# Figure dataset records:
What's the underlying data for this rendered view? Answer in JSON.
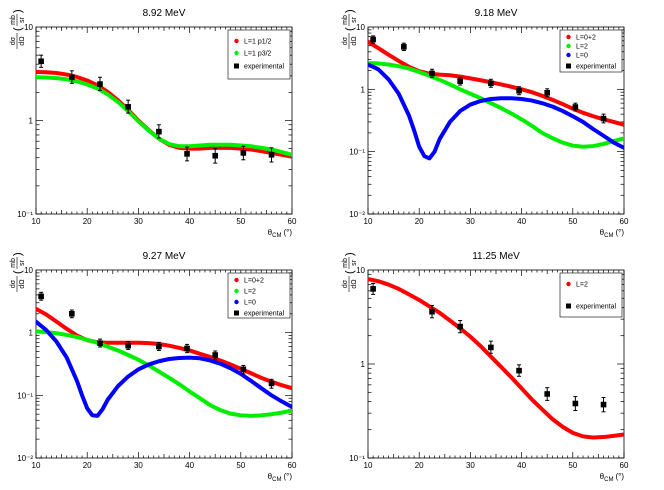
{
  "colors": {
    "red": "#ff0000",
    "green": "#00ee00",
    "blue": "#0000ff",
    "black": "#000000"
  },
  "chart_data": [
    {
      "type": "line",
      "title": "8.92 MeV",
      "xlabel_main": "θ",
      "xlabel_sub": "CM",
      "xlabel_unit": "(°)",
      "ylabel_num": "dσ",
      "ylabel_den": "dΩ",
      "ylabel_unit_num": "mb",
      "ylabel_unit_den": "sr",
      "xlim": [
        10,
        60
      ],
      "ylim": [
        0.1,
        10
      ],
      "yscale": "log",
      "xticks": [
        10,
        20,
        30,
        40,
        50,
        60
      ],
      "yticks": [
        {
          "v": 0.1,
          "l": "10⁻¹"
        },
        {
          "v": 1,
          "l": "1"
        },
        {
          "v": 10,
          "l": "10"
        }
      ],
      "legend_position": "top-right",
      "series": [
        {
          "name": "L=1 p1/2",
          "color": "#ff0000",
          "x": [
            10,
            12,
            14,
            16,
            18,
            20,
            22,
            24,
            26,
            28,
            30,
            32,
            34,
            36,
            38,
            40,
            42,
            44,
            46,
            48,
            50,
            52,
            54,
            56,
            58,
            60
          ],
          "y": [
            3.3,
            3.28,
            3.22,
            3.1,
            2.92,
            2.68,
            2.38,
            2.02,
            1.65,
            1.3,
            1.0,
            0.79,
            0.64,
            0.55,
            0.51,
            0.5,
            0.5,
            0.51,
            0.51,
            0.51,
            0.5,
            0.49,
            0.47,
            0.45,
            0.43,
            0.41
          ]
        },
        {
          "name": "L=1 p3/2",
          "color": "#00ee00",
          "x": [
            10,
            12,
            14,
            16,
            18,
            20,
            22,
            24,
            26,
            28,
            30,
            32,
            34,
            36,
            38,
            40,
            42,
            44,
            46,
            48,
            50,
            52,
            54,
            56,
            58,
            60
          ],
          "y": [
            2.9,
            2.88,
            2.84,
            2.76,
            2.62,
            2.43,
            2.2,
            1.9,
            1.58,
            1.26,
            0.98,
            0.78,
            0.64,
            0.56,
            0.53,
            0.53,
            0.54,
            0.55,
            0.55,
            0.55,
            0.54,
            0.53,
            0.51,
            0.49,
            0.46,
            0.43
          ]
        }
      ],
      "experimental": {
        "name": "experimental",
        "points": [
          {
            "x": 11,
            "y": 4.3,
            "lo": 3.7,
            "hi": 5.0
          },
          {
            "x": 17,
            "y": 2.9,
            "lo": 2.5,
            "hi": 3.4
          },
          {
            "x": 22.5,
            "y": 2.45,
            "lo": 2.1,
            "hi": 2.9
          },
          {
            "x": 28,
            "y": 1.4,
            "lo": 1.2,
            "hi": 1.65
          },
          {
            "x": 34,
            "y": 0.76,
            "lo": 0.65,
            "hi": 0.9
          },
          {
            "x": 39.5,
            "y": 0.44,
            "lo": 0.37,
            "hi": 0.52
          },
          {
            "x": 45,
            "y": 0.42,
            "lo": 0.35,
            "hi": 0.5
          },
          {
            "x": 50.5,
            "y": 0.45,
            "lo": 0.38,
            "hi": 0.53
          },
          {
            "x": 56,
            "y": 0.43,
            "lo": 0.36,
            "hi": 0.51
          }
        ]
      }
    },
    {
      "type": "line",
      "title": "9.18 MeV",
      "xlabel_main": "θ",
      "xlabel_sub": "CM",
      "xlabel_unit": "(°)",
      "ylabel_num": "dσ",
      "ylabel_den": "dΩ",
      "ylabel_unit_num": "mb",
      "ylabel_unit_den": "sr",
      "xlim": [
        10,
        60
      ],
      "ylim": [
        0.01,
        10
      ],
      "yscale": "log",
      "xticks": [
        10,
        20,
        30,
        40,
        50,
        60
      ],
      "yticks": [
        {
          "v": 0.01,
          "l": "10⁻²"
        },
        {
          "v": 0.1,
          "l": "10⁻¹"
        },
        {
          "v": 1,
          "l": "1"
        },
        {
          "v": 10,
          "l": "10"
        }
      ],
      "legend_position": "top-right",
      "series": [
        {
          "name": "L=0+2",
          "color": "#ff0000",
          "x": [
            10,
            12,
            14,
            16,
            18,
            20,
            22,
            24,
            26,
            28,
            30,
            32,
            34,
            36,
            38,
            40,
            42,
            44,
            46,
            48,
            50,
            52,
            54,
            56,
            58,
            60
          ],
          "y": [
            5.8,
            4.6,
            3.6,
            2.85,
            2.3,
            1.95,
            1.78,
            1.72,
            1.68,
            1.6,
            1.5,
            1.4,
            1.3,
            1.2,
            1.1,
            1.0,
            0.9,
            0.79,
            0.68,
            0.58,
            0.49,
            0.42,
            0.37,
            0.33,
            0.3,
            0.27
          ]
        },
        {
          "name": "L=2",
          "color": "#00ee00",
          "x": [
            10,
            12,
            14,
            16,
            18,
            20,
            22,
            24,
            26,
            28,
            30,
            32,
            34,
            36,
            38,
            40,
            42,
            44,
            46,
            48,
            50,
            52,
            54,
            56,
            58,
            60
          ],
          "y": [
            2.65,
            2.6,
            2.5,
            2.35,
            2.15,
            1.9,
            1.65,
            1.42,
            1.2,
            1.0,
            0.85,
            0.72,
            0.6,
            0.5,
            0.41,
            0.33,
            0.26,
            0.2,
            0.165,
            0.14,
            0.125,
            0.12,
            0.123,
            0.133,
            0.148,
            0.163
          ]
        },
        {
          "name": "L=0",
          "color": "#0000ff",
          "x": [
            10,
            12,
            14,
            16,
            18,
            19,
            20,
            21,
            22,
            23,
            24,
            26,
            28,
            30,
            32,
            34,
            36,
            38,
            40,
            42,
            44,
            46,
            48,
            50,
            52,
            54,
            56,
            58,
            60
          ],
          "y": [
            2.5,
            2.1,
            1.45,
            0.85,
            0.38,
            0.22,
            0.12,
            0.085,
            0.078,
            0.1,
            0.16,
            0.3,
            0.45,
            0.57,
            0.65,
            0.7,
            0.72,
            0.72,
            0.7,
            0.66,
            0.6,
            0.53,
            0.45,
            0.37,
            0.3,
            0.23,
            0.18,
            0.14,
            0.115
          ]
        }
      ],
      "experimental": {
        "name": "experimental",
        "points": [
          {
            "x": 11,
            "y": 6.3,
            "lo": 5.5,
            "hi": 7.2
          },
          {
            "x": 17,
            "y": 4.8,
            "lo": 4.2,
            "hi": 5.5
          },
          {
            "x": 22.5,
            "y": 1.8,
            "lo": 1.55,
            "hi": 2.1
          },
          {
            "x": 28,
            "y": 1.35,
            "lo": 1.17,
            "hi": 1.56
          },
          {
            "x": 34,
            "y": 1.25,
            "lo": 1.08,
            "hi": 1.45
          },
          {
            "x": 39.5,
            "y": 0.95,
            "lo": 0.82,
            "hi": 1.1
          },
          {
            "x": 45,
            "y": 0.88,
            "lo": 0.76,
            "hi": 1.02
          },
          {
            "x": 50.5,
            "y": 0.52,
            "lo": 0.45,
            "hi": 0.6
          },
          {
            "x": 56,
            "y": 0.34,
            "lo": 0.29,
            "hi": 0.4
          }
        ]
      }
    },
    {
      "type": "line",
      "title": "9.27 MeV",
      "xlabel_main": "θ",
      "xlabel_sub": "CM",
      "xlabel_unit": "(°)",
      "ylabel_num": "dσ",
      "ylabel_den": "dΩ",
      "ylabel_unit_num": "mb",
      "ylabel_unit_den": "sr",
      "xlim": [
        10,
        60
      ],
      "ylim": [
        0.01,
        10
      ],
      "yscale": "log",
      "xticks": [
        10,
        20,
        30,
        40,
        50,
        60
      ],
      "yticks": [
        {
          "v": 0.01,
          "l": "10⁻²"
        },
        {
          "v": 0.1,
          "l": "10⁻¹"
        },
        {
          "v": 1,
          "l": "1"
        },
        {
          "v": 10,
          "l": "10"
        }
      ],
      "legend_position": "top-right",
      "series": [
        {
          "name": "L=0+2",
          "color": "#ff0000",
          "x": [
            10,
            12,
            14,
            16,
            18,
            20,
            22,
            24,
            26,
            28,
            30,
            32,
            34,
            36,
            38,
            40,
            42,
            44,
            46,
            48,
            50,
            52,
            54,
            56,
            58,
            60
          ],
          "y": [
            2.4,
            1.95,
            1.5,
            1.15,
            0.9,
            0.76,
            0.7,
            0.69,
            0.69,
            0.69,
            0.69,
            0.68,
            0.66,
            0.62,
            0.57,
            0.52,
            0.46,
            0.41,
            0.36,
            0.31,
            0.265,
            0.225,
            0.19,
            0.165,
            0.145,
            0.13
          ]
        },
        {
          "name": "L=2",
          "color": "#00ee00",
          "x": [
            10,
            12,
            14,
            16,
            18,
            20,
            22,
            24,
            26,
            28,
            30,
            32,
            34,
            36,
            38,
            40,
            42,
            44,
            46,
            48,
            50,
            52,
            54,
            56,
            58,
            60
          ],
          "y": [
            1.05,
            1.02,
            0.98,
            0.92,
            0.85,
            0.77,
            0.69,
            0.6,
            0.52,
            0.44,
            0.37,
            0.3,
            0.24,
            0.19,
            0.15,
            0.115,
            0.09,
            0.07,
            0.058,
            0.051,
            0.048,
            0.047,
            0.048,
            0.05,
            0.053,
            0.057
          ]
        },
        {
          "name": "L=0",
          "color": "#0000ff",
          "x": [
            10,
            12,
            14,
            16,
            18,
            19,
            20,
            21,
            22,
            23,
            24,
            26,
            28,
            30,
            32,
            34,
            36,
            38,
            40,
            42,
            44,
            46,
            48,
            50,
            52,
            54,
            56,
            58,
            60
          ],
          "y": [
            1.5,
            1.1,
            0.72,
            0.4,
            0.17,
            0.1,
            0.062,
            0.048,
            0.047,
            0.06,
            0.085,
            0.14,
            0.2,
            0.26,
            0.31,
            0.35,
            0.38,
            0.395,
            0.4,
            0.39,
            0.36,
            0.32,
            0.27,
            0.22,
            0.17,
            0.13,
            0.1,
            0.08,
            0.065
          ]
        }
      ],
      "experimental": {
        "name": "experimental",
        "points": [
          {
            "x": 11,
            "y": 3.8,
            "lo": 3.3,
            "hi": 4.4
          },
          {
            "x": 17,
            "y": 2.0,
            "lo": 1.73,
            "hi": 2.3
          },
          {
            "x": 22.5,
            "y": 0.68,
            "lo": 0.59,
            "hi": 0.79
          },
          {
            "x": 28,
            "y": 0.62,
            "lo": 0.54,
            "hi": 0.72
          },
          {
            "x": 34,
            "y": 0.6,
            "lo": 0.52,
            "hi": 0.7
          },
          {
            "x": 39.5,
            "y": 0.56,
            "lo": 0.48,
            "hi": 0.65
          },
          {
            "x": 45,
            "y": 0.44,
            "lo": 0.38,
            "hi": 0.51
          },
          {
            "x": 50.5,
            "y": 0.26,
            "lo": 0.22,
            "hi": 0.3
          },
          {
            "x": 56,
            "y": 0.155,
            "lo": 0.13,
            "hi": 0.18
          }
        ]
      }
    },
    {
      "type": "line",
      "title": "11.25 MeV",
      "xlabel_main": "θ",
      "xlabel_sub": "CM",
      "xlabel_unit": "(°)",
      "ylabel_num": "dσ",
      "ylabel_den": "dΩ",
      "ylabel_unit_num": "mb",
      "ylabel_unit_den": "sr",
      "xlim": [
        10,
        60
      ],
      "ylim": [
        0.1,
        10
      ],
      "yscale": "log",
      "xticks": [
        10,
        20,
        30,
        40,
        50,
        60
      ],
      "yticks": [
        {
          "v": 0.1,
          "l": "10⁻¹"
        },
        {
          "v": 1,
          "l": "1"
        },
        {
          "v": 10,
          "l": "10"
        }
      ],
      "legend_position": "top-right",
      "series": [
        {
          "name": "L=2",
          "color": "#ff0000",
          "x": [
            10,
            12,
            14,
            16,
            18,
            20,
            22,
            24,
            26,
            28,
            30,
            32,
            34,
            36,
            38,
            40,
            42,
            44,
            46,
            48,
            50,
            52,
            54,
            56,
            58,
            60
          ],
          "y": [
            8.0,
            7.6,
            7.0,
            6.3,
            5.5,
            4.8,
            4.1,
            3.5,
            2.9,
            2.4,
            1.95,
            1.55,
            1.2,
            0.93,
            0.72,
            0.55,
            0.42,
            0.33,
            0.26,
            0.215,
            0.185,
            0.17,
            0.165,
            0.167,
            0.172,
            0.178
          ]
        }
      ],
      "experimental": {
        "name": "experimental",
        "points": [
          {
            "x": 11,
            "y": 6.3,
            "lo": 5.5,
            "hi": 7.2
          },
          {
            "x": 22.5,
            "y": 3.6,
            "lo": 3.1,
            "hi": 4.2
          },
          {
            "x": 28,
            "y": 2.5,
            "lo": 2.15,
            "hi": 2.9
          },
          {
            "x": 34,
            "y": 1.5,
            "lo": 1.3,
            "hi": 1.75
          },
          {
            "x": 39.5,
            "y": 0.85,
            "lo": 0.74,
            "hi": 0.98
          },
          {
            "x": 45,
            "y": 0.48,
            "lo": 0.41,
            "hi": 0.56
          },
          {
            "x": 50.5,
            "y": 0.38,
            "lo": 0.32,
            "hi": 0.45
          },
          {
            "x": 56,
            "y": 0.37,
            "lo": 0.31,
            "hi": 0.44
          }
        ]
      }
    }
  ]
}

# Set problem:
Tally the lines in these entries that have the string "title" in them, then answer with the count and nothing else.

# Task response:
4